READING PASSAGE -
# # #

Perl solution. It openes 1000 files at once, so it will pass over your input 5 times. Run with the input filename as parameter.

#!/usr/bin/perl
use warnings;
use strict;

my $inputfile = shift;
open my $input, '<', $inputfile or die $!;

mkdir 'cols';

my @headers = split /,/, <$input>;
chomp $headers[-1];
my $pos = tell $input;  # Remember where the first data line starts.

my $step = 1000;
for (my $from = 0; $from <= $#headers; $from += $step) {
    my $to = $from + $step - 1;
    $to = $#headers if $#headers < $to;
    warn "$from .. $to";

    # Open the files and print the headers in range.    
    my @fhs;
    for ($from .. $to) {
        open $fhs[ $_ - $from ], '>', "cols/col-$_" or die $!;
        print { $fhs[ $_ - $from ] } $headers[$_], "\n";
    }

    # Print the columns in range.
    while (<$input>) {
        chomp;
        my $i = 0;
        print { $fhs[$i++] } $_, "\n" for (split /,/)[ $from .. $to ];
    }
    close for @fhs;
    seek $input, $pos, 0;  # Go back to the first data line.

# # #

[Element placement data]
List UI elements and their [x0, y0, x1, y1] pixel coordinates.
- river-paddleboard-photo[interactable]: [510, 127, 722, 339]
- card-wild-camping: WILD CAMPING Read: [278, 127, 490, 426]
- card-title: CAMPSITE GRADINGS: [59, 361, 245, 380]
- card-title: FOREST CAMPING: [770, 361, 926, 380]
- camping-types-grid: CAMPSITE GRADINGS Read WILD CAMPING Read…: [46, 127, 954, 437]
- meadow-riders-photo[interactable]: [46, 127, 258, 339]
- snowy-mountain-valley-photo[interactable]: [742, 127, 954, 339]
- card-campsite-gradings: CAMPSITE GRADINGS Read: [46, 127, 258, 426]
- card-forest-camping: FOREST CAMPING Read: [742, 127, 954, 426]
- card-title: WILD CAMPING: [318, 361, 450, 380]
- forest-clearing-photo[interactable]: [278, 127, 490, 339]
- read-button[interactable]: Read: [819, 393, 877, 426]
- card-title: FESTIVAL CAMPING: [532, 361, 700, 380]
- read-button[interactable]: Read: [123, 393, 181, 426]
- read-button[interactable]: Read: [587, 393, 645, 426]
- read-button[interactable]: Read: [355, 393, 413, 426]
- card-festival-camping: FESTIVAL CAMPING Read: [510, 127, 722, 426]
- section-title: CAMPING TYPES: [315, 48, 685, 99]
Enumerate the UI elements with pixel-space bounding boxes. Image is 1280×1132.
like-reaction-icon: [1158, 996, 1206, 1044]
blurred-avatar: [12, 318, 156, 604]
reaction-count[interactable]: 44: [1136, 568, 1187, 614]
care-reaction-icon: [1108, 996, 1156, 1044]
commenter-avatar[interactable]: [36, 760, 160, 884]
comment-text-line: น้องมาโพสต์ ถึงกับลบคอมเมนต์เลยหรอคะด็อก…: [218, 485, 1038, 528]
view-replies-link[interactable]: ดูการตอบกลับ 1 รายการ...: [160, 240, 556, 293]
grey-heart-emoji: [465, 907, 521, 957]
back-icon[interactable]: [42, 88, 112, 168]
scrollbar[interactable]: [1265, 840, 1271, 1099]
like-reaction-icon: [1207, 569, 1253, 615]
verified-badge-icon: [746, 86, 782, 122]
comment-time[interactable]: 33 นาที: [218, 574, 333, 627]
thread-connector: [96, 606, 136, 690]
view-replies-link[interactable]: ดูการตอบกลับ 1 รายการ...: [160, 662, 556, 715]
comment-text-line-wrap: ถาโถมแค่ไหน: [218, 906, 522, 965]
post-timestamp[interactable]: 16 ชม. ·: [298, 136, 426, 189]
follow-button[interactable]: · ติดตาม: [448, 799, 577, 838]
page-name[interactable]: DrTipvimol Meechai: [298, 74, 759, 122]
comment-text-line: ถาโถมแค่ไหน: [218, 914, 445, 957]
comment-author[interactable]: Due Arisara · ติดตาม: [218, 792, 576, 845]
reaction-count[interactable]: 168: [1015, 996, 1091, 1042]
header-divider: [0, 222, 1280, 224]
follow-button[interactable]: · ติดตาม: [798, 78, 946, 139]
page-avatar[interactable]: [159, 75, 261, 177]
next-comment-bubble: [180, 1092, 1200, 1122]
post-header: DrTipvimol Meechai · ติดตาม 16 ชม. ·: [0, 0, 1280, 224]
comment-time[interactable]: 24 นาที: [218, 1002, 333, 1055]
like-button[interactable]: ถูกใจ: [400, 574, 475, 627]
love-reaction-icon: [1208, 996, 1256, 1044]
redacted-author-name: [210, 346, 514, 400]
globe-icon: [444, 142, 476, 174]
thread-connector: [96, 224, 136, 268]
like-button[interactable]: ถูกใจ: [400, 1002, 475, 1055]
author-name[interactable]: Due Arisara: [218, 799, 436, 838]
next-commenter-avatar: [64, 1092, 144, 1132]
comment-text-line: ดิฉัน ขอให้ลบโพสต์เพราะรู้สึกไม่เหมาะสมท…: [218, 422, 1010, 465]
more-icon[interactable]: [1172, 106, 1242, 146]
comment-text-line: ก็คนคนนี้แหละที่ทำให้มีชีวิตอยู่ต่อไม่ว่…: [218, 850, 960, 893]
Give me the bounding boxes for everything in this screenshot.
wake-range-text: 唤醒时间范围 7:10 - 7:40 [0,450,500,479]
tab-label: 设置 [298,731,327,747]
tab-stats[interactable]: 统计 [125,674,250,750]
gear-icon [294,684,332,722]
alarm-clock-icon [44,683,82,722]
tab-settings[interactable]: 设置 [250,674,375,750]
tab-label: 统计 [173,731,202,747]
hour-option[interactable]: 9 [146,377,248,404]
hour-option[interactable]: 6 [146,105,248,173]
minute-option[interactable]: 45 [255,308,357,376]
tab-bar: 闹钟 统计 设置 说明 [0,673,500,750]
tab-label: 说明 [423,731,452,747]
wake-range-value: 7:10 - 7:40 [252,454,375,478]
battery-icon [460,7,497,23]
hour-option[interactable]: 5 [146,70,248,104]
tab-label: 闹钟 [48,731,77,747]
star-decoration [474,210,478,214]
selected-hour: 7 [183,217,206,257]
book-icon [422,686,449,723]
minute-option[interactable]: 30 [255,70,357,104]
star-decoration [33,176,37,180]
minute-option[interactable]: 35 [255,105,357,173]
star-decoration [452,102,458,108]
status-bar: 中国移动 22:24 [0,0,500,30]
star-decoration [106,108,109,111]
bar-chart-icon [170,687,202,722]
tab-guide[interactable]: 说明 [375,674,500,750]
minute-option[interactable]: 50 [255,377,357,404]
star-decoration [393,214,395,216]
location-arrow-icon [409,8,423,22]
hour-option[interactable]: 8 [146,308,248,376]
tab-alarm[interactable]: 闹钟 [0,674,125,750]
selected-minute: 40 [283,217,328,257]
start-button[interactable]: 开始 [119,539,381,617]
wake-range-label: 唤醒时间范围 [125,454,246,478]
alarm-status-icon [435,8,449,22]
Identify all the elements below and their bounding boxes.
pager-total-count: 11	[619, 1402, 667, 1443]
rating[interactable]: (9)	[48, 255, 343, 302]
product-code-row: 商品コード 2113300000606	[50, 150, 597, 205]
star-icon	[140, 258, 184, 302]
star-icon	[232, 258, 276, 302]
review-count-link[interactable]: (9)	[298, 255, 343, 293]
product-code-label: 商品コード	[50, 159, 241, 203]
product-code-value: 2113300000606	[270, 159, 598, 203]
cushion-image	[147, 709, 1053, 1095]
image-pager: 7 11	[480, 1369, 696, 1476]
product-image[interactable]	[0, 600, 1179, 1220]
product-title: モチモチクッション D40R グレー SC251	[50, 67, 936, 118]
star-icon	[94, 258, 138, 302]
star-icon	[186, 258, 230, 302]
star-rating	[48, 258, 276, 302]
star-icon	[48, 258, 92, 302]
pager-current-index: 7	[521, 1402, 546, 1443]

# # #

EXERCISES TO COMPLETE -
1 > Extract the stretch of the Perl solution from "mkdir 'cols';" through "headers in range.", word for word.
2 > Copy the stretch of the rows from their very first line through the line containing "- card-campsite-gradings: CAMPSITE", reproducing each line unchanged.

WRITTEN ANSWERS -
1 >
mkdir 'cols';

my @headers = split /,/, <$input>;
chomp $headers[-1];
my $pos = tell $input;  # Remember where the first data line starts.

my $step = 1000;
for (my $from = 0; $from <= $#headers; $from += $step) {
    my $to = $from + $step - 1;
    $to = $#headers if $#headers < $to;
    warn "$from .. $to";

    # Open the files and print the headers in range.

2 >
List UI elements and their [x0, y0, x1, y1] pixel coordinates.
- river-paddleboard-photo[interactable]: [510, 127, 722, 339]
- card-wild-camping: WILD CAMPING Read: [278, 127, 490, 426]
- card-title: CAMPSITE GRADINGS: [59, 361, 245, 380]
- card-title: FOREST CAMPING: [770, 361, 926, 380]
- camping-types-grid: CAMPSITE GRADINGS Read WILD CAMPING Read…: [46, 127, 954, 437]
- meadow-riders-photo[interactable]: [46, 127, 258, 339]
- snowy-mountain-valley-photo[interactable]: [742, 127, 954, 339]
- card-campsite-gradings: CAMPSITE GRADINGS Read: [46, 127, 258, 426]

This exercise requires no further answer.